**The task:**
Answer the following about the text on prostacyclin analogues below.
(a) Which two stable prostacyclin analogues were added to the cultured cells?
(b) By how much did these analogues decrease the [3H]thymidine uptake into aortic cells?
(c) Which of the two analogues was slightly more potent?

+++ Text block +++

“Regression” of atherosclerosis in cell culture: Effects of stable prostacyclin analogues

Proceeding from the fact that the production of prostacyclin is decreased during atherosclerosis, which likely leads to the development of an atherosclerotic lesion, we assumed that addition of the exogenous prostacyclin would facilitate regression of atherosclerotic manifestations. To test this assumption we added stable prostacyclin analogues (carbacyclin and 6 β‐dihydro prostacyclin) to cells cultured from atherosclerotic lesions of human aorta. In primary culture, such cells retained the major manifestations of atherosclerosis at the cellular level, namely, enhanced proliferative activity and high lipid content. The stable prostacyclin analogues decreased the [ 3 H]thymidine uptake into aortic cells by 1.5–2‐fold. These agents also substantially reduced the triglyceride and cholesteryl ester level in the cells cultured from atheorsclerotic lesions of aorta. In all these respects, carbacyclin was slightly more potent than 6 β‐dihydro prostacyclin. Thus, the stable prostacyclin analogues can inhibit proliferation and decrease the content of lipids in “atherosclerotic” cells, i.e., effect the “regression” of atherosclerosis at the arterial cell level. Apparently, these compounds may be regarded as potential antiatheroscelerotic drugs.

+++ Records +++

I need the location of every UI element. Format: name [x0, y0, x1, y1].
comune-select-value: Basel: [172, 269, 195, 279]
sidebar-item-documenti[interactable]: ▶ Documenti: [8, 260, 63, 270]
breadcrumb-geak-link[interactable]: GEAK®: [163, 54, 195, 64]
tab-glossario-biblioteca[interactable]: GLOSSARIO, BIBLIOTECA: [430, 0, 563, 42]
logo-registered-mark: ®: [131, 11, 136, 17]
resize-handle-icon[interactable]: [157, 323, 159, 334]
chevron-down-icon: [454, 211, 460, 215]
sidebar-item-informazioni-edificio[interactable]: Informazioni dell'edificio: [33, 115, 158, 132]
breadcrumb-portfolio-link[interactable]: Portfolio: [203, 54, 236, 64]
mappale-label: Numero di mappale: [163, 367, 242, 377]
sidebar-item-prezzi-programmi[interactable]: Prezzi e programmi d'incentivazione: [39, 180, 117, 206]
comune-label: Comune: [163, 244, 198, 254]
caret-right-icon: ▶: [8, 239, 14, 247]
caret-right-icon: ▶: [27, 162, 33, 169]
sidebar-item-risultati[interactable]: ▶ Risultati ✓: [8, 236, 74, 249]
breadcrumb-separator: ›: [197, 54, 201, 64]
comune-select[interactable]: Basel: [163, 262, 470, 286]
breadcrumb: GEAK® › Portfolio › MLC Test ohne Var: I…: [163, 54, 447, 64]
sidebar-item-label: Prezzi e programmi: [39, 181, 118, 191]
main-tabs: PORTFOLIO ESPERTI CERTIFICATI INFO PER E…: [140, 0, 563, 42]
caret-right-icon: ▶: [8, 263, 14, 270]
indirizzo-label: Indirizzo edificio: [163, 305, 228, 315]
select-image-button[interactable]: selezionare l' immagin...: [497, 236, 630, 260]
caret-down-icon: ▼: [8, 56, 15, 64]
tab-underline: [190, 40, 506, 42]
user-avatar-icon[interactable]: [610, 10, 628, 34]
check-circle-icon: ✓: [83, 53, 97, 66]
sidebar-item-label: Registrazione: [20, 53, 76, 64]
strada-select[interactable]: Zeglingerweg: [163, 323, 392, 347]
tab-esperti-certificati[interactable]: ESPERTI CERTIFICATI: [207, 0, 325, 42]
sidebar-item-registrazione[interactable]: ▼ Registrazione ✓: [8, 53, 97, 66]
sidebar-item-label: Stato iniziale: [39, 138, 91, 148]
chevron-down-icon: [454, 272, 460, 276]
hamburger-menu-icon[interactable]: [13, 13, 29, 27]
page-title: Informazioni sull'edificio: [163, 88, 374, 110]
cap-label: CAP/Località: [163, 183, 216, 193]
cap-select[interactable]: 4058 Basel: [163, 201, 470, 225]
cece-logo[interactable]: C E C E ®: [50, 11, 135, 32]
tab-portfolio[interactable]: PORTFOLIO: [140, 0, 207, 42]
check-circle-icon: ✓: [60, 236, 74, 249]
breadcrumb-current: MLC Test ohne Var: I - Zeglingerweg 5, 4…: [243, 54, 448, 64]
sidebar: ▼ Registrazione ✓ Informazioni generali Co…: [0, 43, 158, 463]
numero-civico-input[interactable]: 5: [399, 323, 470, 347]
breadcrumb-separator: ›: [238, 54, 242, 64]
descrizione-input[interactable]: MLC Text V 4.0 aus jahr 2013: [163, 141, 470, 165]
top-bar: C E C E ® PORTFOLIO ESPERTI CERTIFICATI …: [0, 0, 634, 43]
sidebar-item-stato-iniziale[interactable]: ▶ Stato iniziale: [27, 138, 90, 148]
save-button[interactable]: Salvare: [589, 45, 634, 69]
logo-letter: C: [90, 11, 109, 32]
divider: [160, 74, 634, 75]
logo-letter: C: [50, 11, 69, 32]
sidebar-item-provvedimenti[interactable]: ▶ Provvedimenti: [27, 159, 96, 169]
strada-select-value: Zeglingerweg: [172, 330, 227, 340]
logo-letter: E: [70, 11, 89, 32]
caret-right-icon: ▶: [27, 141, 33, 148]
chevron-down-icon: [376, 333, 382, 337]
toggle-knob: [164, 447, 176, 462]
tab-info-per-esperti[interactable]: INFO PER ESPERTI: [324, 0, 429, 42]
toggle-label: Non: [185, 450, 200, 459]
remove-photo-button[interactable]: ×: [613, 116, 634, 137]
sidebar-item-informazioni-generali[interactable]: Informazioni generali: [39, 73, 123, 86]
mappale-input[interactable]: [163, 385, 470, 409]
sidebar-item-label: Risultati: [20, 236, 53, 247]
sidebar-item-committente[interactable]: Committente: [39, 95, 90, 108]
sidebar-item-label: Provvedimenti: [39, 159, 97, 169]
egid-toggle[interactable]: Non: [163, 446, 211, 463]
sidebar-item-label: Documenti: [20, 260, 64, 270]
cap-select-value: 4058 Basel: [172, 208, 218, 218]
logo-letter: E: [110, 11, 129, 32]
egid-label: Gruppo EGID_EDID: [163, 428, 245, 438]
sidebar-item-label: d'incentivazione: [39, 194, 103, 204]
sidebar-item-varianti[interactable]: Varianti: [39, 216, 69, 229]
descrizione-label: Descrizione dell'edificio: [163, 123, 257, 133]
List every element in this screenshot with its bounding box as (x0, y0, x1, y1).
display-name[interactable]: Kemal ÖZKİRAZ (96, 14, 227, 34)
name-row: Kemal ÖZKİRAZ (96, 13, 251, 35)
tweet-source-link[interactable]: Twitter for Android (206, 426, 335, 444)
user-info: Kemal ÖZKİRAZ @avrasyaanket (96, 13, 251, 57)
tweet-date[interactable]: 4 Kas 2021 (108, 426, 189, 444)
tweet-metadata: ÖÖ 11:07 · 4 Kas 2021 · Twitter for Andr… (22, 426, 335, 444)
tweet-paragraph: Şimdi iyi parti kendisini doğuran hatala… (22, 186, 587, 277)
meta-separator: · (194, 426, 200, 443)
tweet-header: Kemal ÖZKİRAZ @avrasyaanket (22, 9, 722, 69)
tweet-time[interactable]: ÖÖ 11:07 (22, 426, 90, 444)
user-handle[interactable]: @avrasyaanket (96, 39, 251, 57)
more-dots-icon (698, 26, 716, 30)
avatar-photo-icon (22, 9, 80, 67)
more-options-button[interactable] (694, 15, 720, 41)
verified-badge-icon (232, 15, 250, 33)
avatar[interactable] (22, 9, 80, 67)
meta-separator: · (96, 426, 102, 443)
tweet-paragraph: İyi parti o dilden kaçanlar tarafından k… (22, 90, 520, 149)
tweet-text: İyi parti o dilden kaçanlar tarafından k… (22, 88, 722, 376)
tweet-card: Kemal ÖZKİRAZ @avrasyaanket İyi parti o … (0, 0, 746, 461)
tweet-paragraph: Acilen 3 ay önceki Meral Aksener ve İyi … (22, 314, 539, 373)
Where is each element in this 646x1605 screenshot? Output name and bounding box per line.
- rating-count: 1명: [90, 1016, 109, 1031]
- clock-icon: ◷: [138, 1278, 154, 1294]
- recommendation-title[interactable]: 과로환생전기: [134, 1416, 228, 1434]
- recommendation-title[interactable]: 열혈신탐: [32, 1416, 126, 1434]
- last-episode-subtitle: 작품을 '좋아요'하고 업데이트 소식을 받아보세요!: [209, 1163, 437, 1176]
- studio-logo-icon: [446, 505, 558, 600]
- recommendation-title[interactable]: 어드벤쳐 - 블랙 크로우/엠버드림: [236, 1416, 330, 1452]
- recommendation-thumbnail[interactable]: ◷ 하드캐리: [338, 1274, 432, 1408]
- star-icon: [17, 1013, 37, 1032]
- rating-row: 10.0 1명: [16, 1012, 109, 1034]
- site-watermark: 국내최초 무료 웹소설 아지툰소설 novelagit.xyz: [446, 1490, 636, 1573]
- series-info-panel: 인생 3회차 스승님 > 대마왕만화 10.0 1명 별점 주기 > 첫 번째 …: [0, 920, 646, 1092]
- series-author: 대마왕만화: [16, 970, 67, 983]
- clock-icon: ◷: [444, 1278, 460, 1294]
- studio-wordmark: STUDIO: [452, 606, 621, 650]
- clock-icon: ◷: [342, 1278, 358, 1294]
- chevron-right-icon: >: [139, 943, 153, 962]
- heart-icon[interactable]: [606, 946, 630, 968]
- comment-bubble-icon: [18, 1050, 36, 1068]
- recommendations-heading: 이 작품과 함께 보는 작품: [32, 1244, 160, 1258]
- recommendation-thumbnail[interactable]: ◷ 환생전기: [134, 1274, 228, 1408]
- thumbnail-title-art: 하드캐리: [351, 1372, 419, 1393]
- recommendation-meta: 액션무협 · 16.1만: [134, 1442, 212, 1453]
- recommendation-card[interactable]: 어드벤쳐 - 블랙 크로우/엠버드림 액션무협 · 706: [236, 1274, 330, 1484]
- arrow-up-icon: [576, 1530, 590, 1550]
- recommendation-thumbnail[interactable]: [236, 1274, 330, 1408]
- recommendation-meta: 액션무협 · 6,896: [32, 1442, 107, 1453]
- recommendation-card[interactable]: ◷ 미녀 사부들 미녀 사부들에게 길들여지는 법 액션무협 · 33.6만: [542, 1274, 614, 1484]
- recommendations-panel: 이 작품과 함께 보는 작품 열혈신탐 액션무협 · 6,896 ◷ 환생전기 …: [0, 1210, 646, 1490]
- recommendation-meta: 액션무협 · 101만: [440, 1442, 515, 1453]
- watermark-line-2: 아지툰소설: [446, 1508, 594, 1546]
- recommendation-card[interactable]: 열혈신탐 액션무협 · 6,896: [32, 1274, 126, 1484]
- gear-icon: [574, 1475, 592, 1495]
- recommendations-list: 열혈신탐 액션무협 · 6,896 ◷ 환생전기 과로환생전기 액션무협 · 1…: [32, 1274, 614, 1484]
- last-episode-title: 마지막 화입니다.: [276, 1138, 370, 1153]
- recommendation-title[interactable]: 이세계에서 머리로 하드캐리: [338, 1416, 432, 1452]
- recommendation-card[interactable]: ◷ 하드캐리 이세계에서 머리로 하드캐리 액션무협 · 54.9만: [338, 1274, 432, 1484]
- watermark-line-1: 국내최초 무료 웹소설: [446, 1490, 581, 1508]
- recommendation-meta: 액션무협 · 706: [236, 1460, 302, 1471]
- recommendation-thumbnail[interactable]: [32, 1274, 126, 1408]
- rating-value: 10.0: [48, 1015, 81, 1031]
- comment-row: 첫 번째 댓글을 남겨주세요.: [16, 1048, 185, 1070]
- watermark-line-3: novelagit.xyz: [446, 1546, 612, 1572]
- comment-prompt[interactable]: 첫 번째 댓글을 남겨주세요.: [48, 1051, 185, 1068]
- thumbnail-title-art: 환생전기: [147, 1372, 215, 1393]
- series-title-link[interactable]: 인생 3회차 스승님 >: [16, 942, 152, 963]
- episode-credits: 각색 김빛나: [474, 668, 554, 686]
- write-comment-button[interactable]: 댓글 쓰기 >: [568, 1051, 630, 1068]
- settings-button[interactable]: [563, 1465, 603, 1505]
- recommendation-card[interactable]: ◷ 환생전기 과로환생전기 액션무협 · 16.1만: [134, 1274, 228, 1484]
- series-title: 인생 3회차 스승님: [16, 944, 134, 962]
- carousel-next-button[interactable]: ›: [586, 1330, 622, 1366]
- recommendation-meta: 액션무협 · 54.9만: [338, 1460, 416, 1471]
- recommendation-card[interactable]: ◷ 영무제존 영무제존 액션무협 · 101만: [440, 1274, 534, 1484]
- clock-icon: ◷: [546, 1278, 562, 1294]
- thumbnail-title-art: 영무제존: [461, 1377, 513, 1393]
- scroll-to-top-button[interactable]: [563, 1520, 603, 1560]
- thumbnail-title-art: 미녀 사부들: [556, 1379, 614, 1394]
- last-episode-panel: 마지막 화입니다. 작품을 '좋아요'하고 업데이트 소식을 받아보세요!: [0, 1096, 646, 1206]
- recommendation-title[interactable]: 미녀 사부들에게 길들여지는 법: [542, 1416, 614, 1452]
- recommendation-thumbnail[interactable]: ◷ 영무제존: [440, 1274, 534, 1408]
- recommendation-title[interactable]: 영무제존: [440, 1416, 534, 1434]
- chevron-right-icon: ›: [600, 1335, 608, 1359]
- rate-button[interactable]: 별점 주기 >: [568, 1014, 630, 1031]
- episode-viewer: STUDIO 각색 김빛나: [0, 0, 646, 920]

+++

**Solution to this exercise:**
(a) Carbacyclin and 6 β-dihydro prostacyclin.
(b) By 1.5–2-fold.
(c) Carbacyclin.